*** RECORDS SHOWN
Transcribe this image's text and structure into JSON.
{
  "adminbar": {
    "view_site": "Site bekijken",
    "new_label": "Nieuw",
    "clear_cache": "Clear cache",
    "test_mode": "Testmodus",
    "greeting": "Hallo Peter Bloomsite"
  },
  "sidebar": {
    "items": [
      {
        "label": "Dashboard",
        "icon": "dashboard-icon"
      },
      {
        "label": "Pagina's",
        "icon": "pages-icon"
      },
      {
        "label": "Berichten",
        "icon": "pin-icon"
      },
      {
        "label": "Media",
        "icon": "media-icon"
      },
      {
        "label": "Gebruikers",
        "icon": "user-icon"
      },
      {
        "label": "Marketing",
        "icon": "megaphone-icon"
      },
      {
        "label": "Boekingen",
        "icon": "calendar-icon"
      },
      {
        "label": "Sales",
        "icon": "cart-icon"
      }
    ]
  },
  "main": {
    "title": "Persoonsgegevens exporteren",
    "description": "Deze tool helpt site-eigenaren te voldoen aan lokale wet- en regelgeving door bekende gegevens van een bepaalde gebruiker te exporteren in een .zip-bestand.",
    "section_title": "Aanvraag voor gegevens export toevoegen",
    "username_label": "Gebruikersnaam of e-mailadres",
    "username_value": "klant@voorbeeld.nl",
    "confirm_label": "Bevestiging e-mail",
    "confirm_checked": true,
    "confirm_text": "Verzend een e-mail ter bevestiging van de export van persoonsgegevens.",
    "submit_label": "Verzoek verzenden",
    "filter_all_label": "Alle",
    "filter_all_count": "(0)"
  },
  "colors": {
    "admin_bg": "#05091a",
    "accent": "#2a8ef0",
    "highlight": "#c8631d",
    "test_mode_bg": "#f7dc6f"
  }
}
******
# GIVEN REQUEST
Quote all the records exactly, please, leaving none out.

# WORKED SOLUTION
Transcribe this image's text and structure into JSON.
{
  "adminbar": {
    "view_site": "Site bekijken",
    "new_label": "Nieuw",
    "clear_cache": "Clear cache",
    "test_mode": "Testmodus",
    "greeting": "Hallo Peter Bloomsite"
  },
  "sidebar": {
    "items": [
      {
        "label": "Dashboard",
        "icon": "dashboard-icon"
      },
      {
        "label": "Pagina's",
        "icon": "pages-icon"
      },
      {
        "label": "Berichten",
        "icon": "pin-icon"
      },
      {
        "label": "Media",
        "icon": "media-icon"
      },
      {
        "label": "Gebruikers",
        "icon": "user-icon"
      },
      {
        "label": "Marketing",
        "icon": "megaphone-icon"
      },
      {
        "label": "Boekingen",
        "icon": "calendar-icon"
      },
      {
        "label": "Sales",
        "icon": "cart-icon"
      }
    ]
  },
  "main": {
    "title": "Persoonsgegevens exporteren",
    "description": "Deze tool helpt site-eigenaren te voldoen aan lokale wet- en regelgeving door bekende gegevens van een bepaalde gebruiker te exporteren in een .zip-bestand.",
    "section_title": "Aanvraag voor gegevens export toevoegen",
    "username_label": "Gebruikersnaam of e-mailadres",
    "username_value": "klant@voorbeeld.nl",
    "confirm_label": "Bevestiging e-mail",
    "confirm_checked": true,
    "confirm_text": "Verzend een e-mail ter bevestiging van de export van persoonsgegevens.",
    "submit_label": "Verzoek verzenden",
    "filter_all_label": "Alle",
    "filter_all_count": "(0)"
  },
  "colors": {
    "admin_bg": "#05091a",
    "accent": "#2a8ef0",
    "highlight": "#c8631d",
    "test_mode_bg": "#f7dc6f"
  }
}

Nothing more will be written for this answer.